+++ Document section

HALF MOON BAY, Calif. (KGO) -- There is no denying the hurt being felt across Half Moon Bay this week after a mass shooting. Part of the messaging at a Friday night vigil held at Mac Dutra Plaza was togetherness will help the healing process.
The community saw a collective effort by city officials, businesses, nonprofits and interfaith organizations. Many, including residents, shared there is just so much about the farm working community that they did not know.
Several hundred people gripped onto candles, grieving as a community.
In Downtown Half Moon Bay, an official event was held to honor the seven killed this week, and to support the sole survivor.
Many in the crowd admitted that in the aftermath, every detail released has been eye-opening.
"It is so sad that it takes a tragedy like lost lives to see what's in the community right around us," resident Jackie Tinghitella told ABC7 News. "That sometimes we're just really unaware of."
Tinghitella and others said they had no idea about the farmworkers' living conditions and less than livable wages being paid. This unknown reality, only compounding the community's pain.

++++++

§ Problem requirements
Answer these questions using the Half Moon Bay vigil report.
1. Where was the Friday night vigil held?
2. How many people killed this week did the event honor?
3. What did Jackie Tinghitella and others say they had no idea about?

+++ Data

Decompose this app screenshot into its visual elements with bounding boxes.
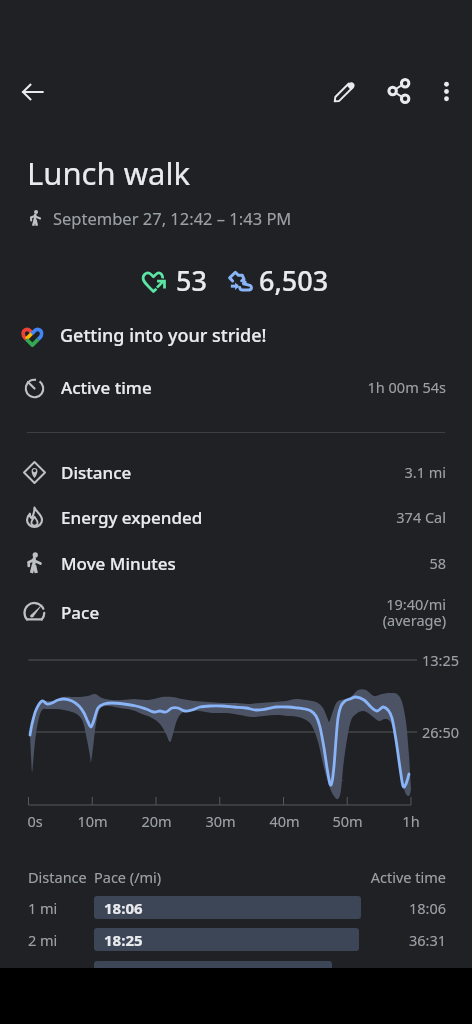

++++++

§ Written solution
1. Mac Dutra Plaza.
2. Seven.
3. The farmworkers' living conditions and the less than livable wages being paid.